**What you should do**
Please print the passage below on the right to an explanation of algorithmic decisions in full, word for word.

**Given passage**
....

Increasingly, businesses rely on algorithms that use data provided by users to make decisions that affect people. For example, Amazon, Google, and Facebook use algorithms to tailor what users see, and Uber and Lyft use them to match passengers with drivers and set prices. Do users, customers, employees, and others have a right to know how companies that use algorithms make their decisions? In a new analysis, researchers explore the moral and ethical foundations to such a right. They conclude that the right to such an explanation is a moral right, then address how companies might do so.
The analysis, by researchers at Carnegie Mellon University, appears in Business Ethics Quarterly, a publication of the Society for Business Ethics.
‘In most cases, companies do not offer any explanation about how they gain access to users’ profiles, from where they collect the data, and with whom they trade their data,’ explains Tae Wan Kim, associate professor of business ethics at Carnegie Mellon University’s Tepper School of Business, who co-wrote the analysis. ‘It’s not just fairness that’s at stake; it’s also trust.’
In response to the rise of autonomous decision-making algorithms and their reliance on data provided by users, a growing number of computer scientists and governmental bodies have called for transparency under the broad concept of algorithmic accountability. For example, the European Parliament and the Council of the European Union adopted the General Data Protection Regulation (GDPR) in 2016, part of which regulates the use of automatic algorithmic decision systems. The GDPR, which launched in 2018, affects businesses that process the personally identifiable information of residents of the European Union.
But the GDPR is ambiguous about whether it involves a right to explanation regarding how businesses’ automated algorithmic profiling systems reach decisions. In this analysis, the authors develop a moral argument that can serve as a foundation for a legally recognised version of this right.
In the digital era, the authors write, some say that informed consent – obtaining prior permission for disclosing information with full knowledge of the possible consequences – is no longer possible because many digital transactions are ongoing. Instead, the authors conceptualise informed consent as an assurance of trust for incomplete algorithmic processes.
Obtaining informed consent, especially when companies collect and process personal data, is ethically required unless overridden for specific, acceptable reasons, the authors argue. Moreover, informed consent in the context of algorithmic decision-making, especially for non-contextual and unpredictable uses, is incomplete without an assurance of trust.

....

**Dataset**
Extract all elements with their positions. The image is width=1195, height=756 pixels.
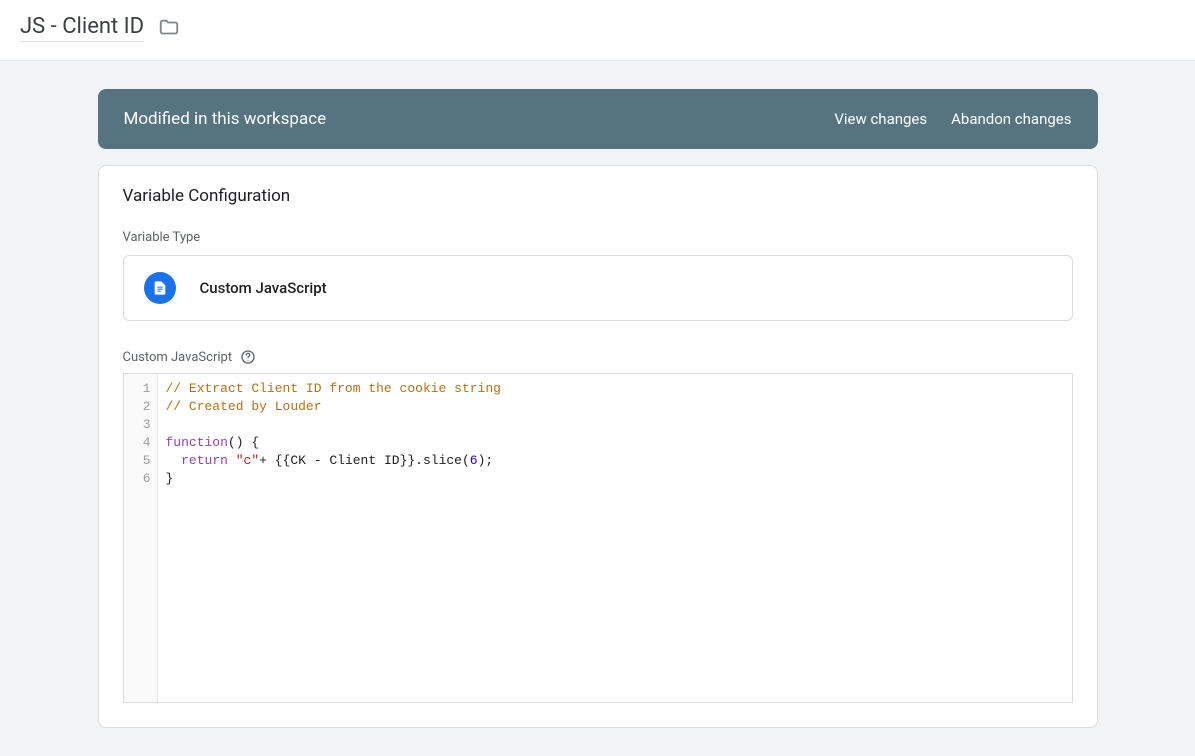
help-icon[interactable] — [240, 349, 256, 365]
workspace-status-banner: Modified in this workspace View changes … — [98, 89, 1098, 149]
code-line — [166, 416, 1064, 434]
line-number: 6 — [136, 470, 151, 488]
header-bar: JS - Client ID — [0, 0, 1195, 61]
variable-type-selector[interactable]: Custom JavaScript — [123, 255, 1073, 321]
page-title[interactable]: JS - Client ID — [20, 14, 144, 42]
variable-configuration-card: Variable Configuration Variable Type Cus… — [98, 165, 1098, 728]
line-number: 2 — [136, 398, 151, 416]
code-gutter: 1 2 3 4 5 6 — [124, 374, 158, 702]
line-number: 3 — [136, 416, 151, 434]
view-changes-link[interactable]: View changes — [834, 110, 927, 128]
line-number: 5 — [136, 452, 151, 470]
line-number: 1 — [136, 380, 151, 398]
variable-type-value: Custom JavaScript — [200, 279, 327, 297]
abandon-changes-link[interactable]: Abandon changes — [951, 110, 1071, 128]
variable-type-label: Variable Type — [123, 230, 1073, 245]
code-area[interactable]: // Extract Client ID from the cookie str… — [158, 374, 1072, 702]
code-line: } — [166, 470, 1064, 488]
workspace-status-actions: View changes Abandon changes — [834, 110, 1071, 128]
folder-icon[interactable] — [158, 17, 180, 39]
custom-js-editor[interactable]: 1 2 3 4 5 6 // Extract Client ID from th… — [123, 373, 1073, 703]
custom-js-label: Custom JavaScript — [123, 350, 233, 365]
document-icon — [144, 272, 176, 304]
content-area: Modified in this workspace View changes … — [0, 61, 1195, 756]
line-number: 4 — [136, 434, 151, 452]
code-line: return "c"+ {{CK - Client ID}}.slice(6); — [166, 452, 1064, 470]
config-card-title: Variable Configuration — [123, 186, 1073, 206]
code-line: function() { — [166, 434, 1064, 452]
code-line: // Extract Client ID from the cookie str… — [166, 380, 1064, 398]
workspace-status-text: Modified in this workspace — [124, 109, 327, 129]
code-line: // Created by Louder — [166, 398, 1064, 416]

....

**Answer to the task**
Increasingly, businesses rely on algorithms that use data provided by users to make decisions that affect people. For example, Amazon, Google, and Facebook use algorithms to tailor what users see, and Uber and Lyft use them to match passengers with drivers and set prices. Do users, customers, employees, and others have a right to know how companies that use algorithms make their decisions? In a new analysis, researchers explore the moral and ethical foundations to such a right. They conclude that the right to such an explanation is a moral right, then address how companies might do so.
The analysis, by researchers at Carnegie Mellon University, appears in Business Ethics Quarterly, a publication of the Society for Business Ethics.
‘In most cases, companies do not offer any explanation about how they gain access to users’ profiles, from where they collect the data, and with whom they trade their data,’ explains Tae Wan Kim, associate professor of business ethics at Carnegie Mellon University’s Tepper School of Business, who co-wrote the analysis. ‘It’s not just fairness that’s at stake; it’s also trust.’
In response to the rise of autonomous decision-making algorithms and their reliance on data provided by users, a growing number of computer scientists and governmental bodies have called for transparency under the broad concept of algorithmic accountability. For example, the European Parliament and the Council of the European Union adopted the General Data Protection Regulation (GDPR) in 2016, part of which regulates the use of automatic algorithmic decision systems. The GDPR, which launched in 2018, affects businesses that process the personally identifiable information of residents of the European Union.
But the GDPR is ambiguous about whether it involves a right to explanation regarding how businesses’ automated algorithmic profiling systems reach decisions. In this analysis, the authors develop a moral argument that can serve as a foundation for a legally recognised version of this right.
In the digital era, the authors write, some say that informed consent – obtaining prior permission for disclosing information with full knowledge of the possible consequences – is no longer possible because many digital transactions are ongoing. Instead, the authors conceptualise informed consent as an assurance of trust for incomplete algorithmic processes.
Obtaining informed consent, especially when companies collect and process personal data, is ethically required unless overridden for specific, acceptable reasons, the authors argue. Moreover, informed consent in the context of algorithmic decision-making, especially for non-contextual and unpredictable uses, is incomplete without an assurance of trust.